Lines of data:
◇ ◇ ◇

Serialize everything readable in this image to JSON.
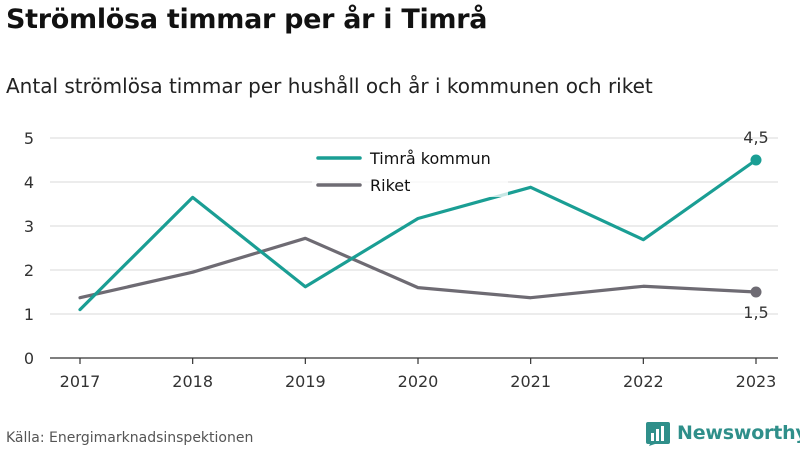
{
  "page": {
    "title": "Strömlösa timmar per år i Timrå",
    "subtitle": "Antal strömlösa timmar per hushåll och år i kommunen och riket",
    "source": "Källa: Energimarknadsinspektionen",
    "logo_text": "Newsworthy",
    "logo_icon": "newsworthy-bar-chart-icon"
  },
  "chart_data": {
    "type": "line",
    "title": "Strömlösa timmar per år i Timrå",
    "subtitle": "Antal strömlösa timmar per hushåll och år i kommunen och riket",
    "xlabel": "",
    "ylabel": "",
    "x": [
      "2017",
      "2018",
      "2019",
      "2020",
      "2021",
      "2022",
      "2023"
    ],
    "ylim": [
      0,
      5
    ],
    "yticks": [
      "0",
      "1",
      "2",
      "3",
      "4",
      "5"
    ],
    "grid": true,
    "legend_position": "top-center",
    "series": [
      {
        "name": "Timrå kommun",
        "color": "#1a9e94",
        "values": [
          1.1,
          3.65,
          1.62,
          3.17,
          3.88,
          2.69,
          4.5
        ],
        "end_label": "4,5"
      },
      {
        "name": "Riket",
        "color": "#6e6b73",
        "values": [
          1.37,
          1.95,
          2.72,
          1.6,
          1.37,
          1.63,
          1.5
        ],
        "end_label": "1,5"
      }
    ]
  }
}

◇ ◇ ◇

Reproduce the whole listing above word for word, but not its pictures.

Serialize everything readable in this image to JSON.
{
  "page": {
    "title": "Strömlösa timmar per år i Timrå",
    "subtitle": "Antal strömlösa timmar per hushåll och år i kommunen och riket",
    "source": "Källa: Energimarknadsinspektionen",
    "logo_text": "Newsworthy",
    "logo_icon": "newsworthy-bar-chart-icon"
  },
  "chart_data": {
    "type": "line",
    "title": "Strömlösa timmar per år i Timrå",
    "subtitle": "Antal strömlösa timmar per hushåll och år i kommunen och riket",
    "xlabel": "",
    "ylabel": "",
    "x": [
      "2017",
      "2018",
      "2019",
      "2020",
      "2021",
      "2022",
      "2023"
    ],
    "ylim": [
      0,
      5
    ],
    "yticks": [
      "0",
      "1",
      "2",
      "3",
      "4",
      "5"
    ],
    "grid": true,
    "legend_position": "top-center",
    "series": [
      {
        "name": "Timrå kommun",
        "color": "#1a9e94",
        "values": [
          1.1,
          3.65,
          1.62,
          3.17,
          3.88,
          2.69,
          4.5
        ],
        "end_label": "4,5"
      },
      {
        "name": "Riket",
        "color": "#6e6b73",
        "values": [
          1.37,
          1.95,
          2.72,
          1.6,
          1.37,
          1.63,
          1.5
        ],
        "end_label": "1,5"
      }
    ]
  }
}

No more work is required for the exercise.